*Given instruction*: Give the number of lines containing "Round" in this listing, with no other words.

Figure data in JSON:

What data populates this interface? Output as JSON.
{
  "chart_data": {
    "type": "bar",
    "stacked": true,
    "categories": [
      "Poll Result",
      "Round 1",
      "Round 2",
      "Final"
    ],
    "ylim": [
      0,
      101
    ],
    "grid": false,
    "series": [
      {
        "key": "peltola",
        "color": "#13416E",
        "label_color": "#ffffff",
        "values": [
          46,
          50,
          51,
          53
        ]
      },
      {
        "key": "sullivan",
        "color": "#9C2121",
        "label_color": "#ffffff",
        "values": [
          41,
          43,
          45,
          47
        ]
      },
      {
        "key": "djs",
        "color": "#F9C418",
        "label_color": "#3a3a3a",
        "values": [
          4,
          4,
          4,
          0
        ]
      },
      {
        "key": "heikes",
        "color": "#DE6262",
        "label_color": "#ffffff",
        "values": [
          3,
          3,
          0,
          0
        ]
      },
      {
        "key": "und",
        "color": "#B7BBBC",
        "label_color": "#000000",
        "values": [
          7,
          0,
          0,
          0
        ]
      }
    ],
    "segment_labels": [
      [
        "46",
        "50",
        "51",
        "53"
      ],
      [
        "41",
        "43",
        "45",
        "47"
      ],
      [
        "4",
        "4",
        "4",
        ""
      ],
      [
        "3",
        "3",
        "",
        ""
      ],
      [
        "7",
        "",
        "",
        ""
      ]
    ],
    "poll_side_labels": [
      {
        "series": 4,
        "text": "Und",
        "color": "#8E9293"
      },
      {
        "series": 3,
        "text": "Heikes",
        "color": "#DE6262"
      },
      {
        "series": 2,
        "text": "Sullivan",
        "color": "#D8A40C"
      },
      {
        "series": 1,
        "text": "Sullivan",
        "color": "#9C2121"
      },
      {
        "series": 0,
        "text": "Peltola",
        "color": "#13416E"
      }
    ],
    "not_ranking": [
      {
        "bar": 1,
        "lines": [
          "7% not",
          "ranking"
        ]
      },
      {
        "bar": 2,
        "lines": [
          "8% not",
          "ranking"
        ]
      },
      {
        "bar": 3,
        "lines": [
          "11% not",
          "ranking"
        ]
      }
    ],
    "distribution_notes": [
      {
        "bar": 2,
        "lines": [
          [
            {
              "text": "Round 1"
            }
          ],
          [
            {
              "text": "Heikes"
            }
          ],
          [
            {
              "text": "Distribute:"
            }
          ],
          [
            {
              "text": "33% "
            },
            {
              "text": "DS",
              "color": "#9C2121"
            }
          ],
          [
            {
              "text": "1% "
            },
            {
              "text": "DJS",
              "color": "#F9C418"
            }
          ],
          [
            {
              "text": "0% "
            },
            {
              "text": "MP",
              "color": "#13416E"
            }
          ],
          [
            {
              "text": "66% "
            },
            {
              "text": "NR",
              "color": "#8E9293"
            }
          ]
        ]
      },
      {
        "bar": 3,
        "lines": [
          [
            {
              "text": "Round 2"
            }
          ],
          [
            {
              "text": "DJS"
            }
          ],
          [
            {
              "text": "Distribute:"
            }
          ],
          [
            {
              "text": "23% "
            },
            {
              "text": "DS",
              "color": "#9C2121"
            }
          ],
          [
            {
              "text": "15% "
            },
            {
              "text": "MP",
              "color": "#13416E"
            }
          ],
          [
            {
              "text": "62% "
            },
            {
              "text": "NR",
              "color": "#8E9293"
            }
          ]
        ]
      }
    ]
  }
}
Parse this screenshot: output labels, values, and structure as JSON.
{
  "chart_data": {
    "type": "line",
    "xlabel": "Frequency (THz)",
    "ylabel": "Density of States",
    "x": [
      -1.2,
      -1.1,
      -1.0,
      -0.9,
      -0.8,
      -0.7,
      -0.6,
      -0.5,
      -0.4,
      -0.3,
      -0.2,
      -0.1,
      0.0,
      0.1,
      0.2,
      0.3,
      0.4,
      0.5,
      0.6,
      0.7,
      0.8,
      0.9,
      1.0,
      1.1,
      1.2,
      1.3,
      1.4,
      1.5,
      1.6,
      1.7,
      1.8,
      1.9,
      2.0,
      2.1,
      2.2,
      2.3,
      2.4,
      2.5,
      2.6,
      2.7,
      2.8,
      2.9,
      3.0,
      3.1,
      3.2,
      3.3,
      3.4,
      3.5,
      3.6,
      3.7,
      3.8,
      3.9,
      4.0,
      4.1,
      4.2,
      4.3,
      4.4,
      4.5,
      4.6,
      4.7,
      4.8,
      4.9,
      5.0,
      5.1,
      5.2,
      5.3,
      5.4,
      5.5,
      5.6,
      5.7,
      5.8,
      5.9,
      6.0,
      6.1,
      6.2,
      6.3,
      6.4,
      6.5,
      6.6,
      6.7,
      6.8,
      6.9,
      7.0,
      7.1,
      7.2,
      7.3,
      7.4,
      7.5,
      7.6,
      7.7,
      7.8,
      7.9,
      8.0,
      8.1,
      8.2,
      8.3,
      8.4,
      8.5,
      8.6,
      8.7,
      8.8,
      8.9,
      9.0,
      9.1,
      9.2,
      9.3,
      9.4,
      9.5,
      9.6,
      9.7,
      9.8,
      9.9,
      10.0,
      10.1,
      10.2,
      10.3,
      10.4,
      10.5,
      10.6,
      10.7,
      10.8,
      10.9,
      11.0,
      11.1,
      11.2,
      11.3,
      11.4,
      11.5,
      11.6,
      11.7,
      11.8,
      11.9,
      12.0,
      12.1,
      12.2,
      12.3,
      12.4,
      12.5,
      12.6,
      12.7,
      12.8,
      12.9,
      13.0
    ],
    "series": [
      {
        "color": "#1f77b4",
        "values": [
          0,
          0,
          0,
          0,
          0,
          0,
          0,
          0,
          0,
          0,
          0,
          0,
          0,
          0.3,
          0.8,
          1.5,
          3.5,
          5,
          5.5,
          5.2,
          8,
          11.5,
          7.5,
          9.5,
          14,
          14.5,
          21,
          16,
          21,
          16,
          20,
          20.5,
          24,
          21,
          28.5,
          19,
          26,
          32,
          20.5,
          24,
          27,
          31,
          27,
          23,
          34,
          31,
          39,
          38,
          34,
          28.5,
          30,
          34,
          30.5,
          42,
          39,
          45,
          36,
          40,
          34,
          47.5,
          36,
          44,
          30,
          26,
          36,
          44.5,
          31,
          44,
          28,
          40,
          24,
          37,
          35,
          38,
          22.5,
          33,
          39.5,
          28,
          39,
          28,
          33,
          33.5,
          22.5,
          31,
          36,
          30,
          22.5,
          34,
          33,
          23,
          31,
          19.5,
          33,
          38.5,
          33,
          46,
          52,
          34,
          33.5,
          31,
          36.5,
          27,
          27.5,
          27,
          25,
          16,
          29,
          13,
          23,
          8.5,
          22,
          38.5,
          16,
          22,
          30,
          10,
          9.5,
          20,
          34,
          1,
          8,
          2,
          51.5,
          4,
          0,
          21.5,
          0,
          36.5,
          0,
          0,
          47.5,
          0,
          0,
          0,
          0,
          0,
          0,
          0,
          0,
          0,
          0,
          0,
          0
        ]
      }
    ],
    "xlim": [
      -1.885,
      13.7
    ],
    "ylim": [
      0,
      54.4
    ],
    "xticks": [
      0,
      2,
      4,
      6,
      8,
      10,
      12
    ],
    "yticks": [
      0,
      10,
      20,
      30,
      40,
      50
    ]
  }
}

*Exercise solution*: 4